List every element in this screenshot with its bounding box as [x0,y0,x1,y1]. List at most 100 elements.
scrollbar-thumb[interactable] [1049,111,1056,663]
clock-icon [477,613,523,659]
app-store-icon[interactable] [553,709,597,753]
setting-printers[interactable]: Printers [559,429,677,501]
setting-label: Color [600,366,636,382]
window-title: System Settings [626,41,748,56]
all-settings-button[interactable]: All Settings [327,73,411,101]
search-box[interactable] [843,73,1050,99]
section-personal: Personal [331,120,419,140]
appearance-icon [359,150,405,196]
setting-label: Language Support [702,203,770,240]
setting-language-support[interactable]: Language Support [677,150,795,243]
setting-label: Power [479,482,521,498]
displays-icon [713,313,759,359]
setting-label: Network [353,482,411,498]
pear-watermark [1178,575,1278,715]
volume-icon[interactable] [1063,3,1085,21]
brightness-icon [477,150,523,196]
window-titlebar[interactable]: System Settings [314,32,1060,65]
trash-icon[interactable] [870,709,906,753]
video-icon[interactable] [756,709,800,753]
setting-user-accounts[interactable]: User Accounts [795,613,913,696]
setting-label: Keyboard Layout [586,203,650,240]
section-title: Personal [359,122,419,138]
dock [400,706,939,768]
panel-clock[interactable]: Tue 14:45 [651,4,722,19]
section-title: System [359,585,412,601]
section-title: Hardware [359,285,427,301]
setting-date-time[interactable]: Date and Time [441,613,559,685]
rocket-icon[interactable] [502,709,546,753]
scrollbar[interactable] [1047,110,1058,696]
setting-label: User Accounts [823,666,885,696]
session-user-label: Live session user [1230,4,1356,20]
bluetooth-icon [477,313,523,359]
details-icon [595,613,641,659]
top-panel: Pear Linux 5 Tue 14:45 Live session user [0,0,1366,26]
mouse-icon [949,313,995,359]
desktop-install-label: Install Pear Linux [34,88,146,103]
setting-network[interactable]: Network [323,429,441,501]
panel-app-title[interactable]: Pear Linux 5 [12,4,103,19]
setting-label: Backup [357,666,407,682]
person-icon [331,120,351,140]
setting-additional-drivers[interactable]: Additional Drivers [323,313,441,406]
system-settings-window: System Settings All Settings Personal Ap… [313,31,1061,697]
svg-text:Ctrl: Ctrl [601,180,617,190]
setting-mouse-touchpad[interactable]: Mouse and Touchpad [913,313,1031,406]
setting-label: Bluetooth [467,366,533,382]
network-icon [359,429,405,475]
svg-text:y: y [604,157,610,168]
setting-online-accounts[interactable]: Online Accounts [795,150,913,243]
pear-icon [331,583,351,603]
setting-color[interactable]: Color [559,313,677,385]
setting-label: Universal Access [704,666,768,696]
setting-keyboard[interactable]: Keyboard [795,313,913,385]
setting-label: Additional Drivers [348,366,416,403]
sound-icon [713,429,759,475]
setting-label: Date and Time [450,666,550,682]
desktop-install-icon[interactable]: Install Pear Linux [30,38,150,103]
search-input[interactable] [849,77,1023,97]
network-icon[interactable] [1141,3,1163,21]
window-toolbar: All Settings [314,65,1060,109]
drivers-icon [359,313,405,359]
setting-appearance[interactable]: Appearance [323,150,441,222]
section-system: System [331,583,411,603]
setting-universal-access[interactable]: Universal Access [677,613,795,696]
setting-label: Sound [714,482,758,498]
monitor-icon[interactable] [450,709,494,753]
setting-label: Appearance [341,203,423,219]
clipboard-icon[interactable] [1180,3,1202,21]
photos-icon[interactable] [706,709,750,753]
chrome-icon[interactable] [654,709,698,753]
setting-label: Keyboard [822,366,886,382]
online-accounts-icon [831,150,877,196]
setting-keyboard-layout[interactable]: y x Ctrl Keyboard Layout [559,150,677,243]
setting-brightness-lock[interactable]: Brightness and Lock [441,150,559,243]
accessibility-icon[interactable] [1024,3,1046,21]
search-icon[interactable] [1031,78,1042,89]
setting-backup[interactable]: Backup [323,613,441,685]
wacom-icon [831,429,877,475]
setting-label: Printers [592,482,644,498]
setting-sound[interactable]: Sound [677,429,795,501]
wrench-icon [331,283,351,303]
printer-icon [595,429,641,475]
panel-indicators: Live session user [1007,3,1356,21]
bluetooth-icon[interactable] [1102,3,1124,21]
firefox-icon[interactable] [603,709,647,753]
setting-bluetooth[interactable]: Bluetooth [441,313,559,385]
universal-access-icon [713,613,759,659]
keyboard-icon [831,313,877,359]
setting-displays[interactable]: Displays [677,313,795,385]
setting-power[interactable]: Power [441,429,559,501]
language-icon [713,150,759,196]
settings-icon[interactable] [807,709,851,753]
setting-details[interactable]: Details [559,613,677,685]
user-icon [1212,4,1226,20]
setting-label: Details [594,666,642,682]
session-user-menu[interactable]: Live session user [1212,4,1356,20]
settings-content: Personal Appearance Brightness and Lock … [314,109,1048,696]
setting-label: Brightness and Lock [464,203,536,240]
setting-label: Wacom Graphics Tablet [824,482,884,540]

* * *

Collect every row above that contains the string "clock" and copy each of those rows in full.

clock-icon [477,613,523,659]
panel-clock[interactable]: Tue 14:45 [651,4,722,19]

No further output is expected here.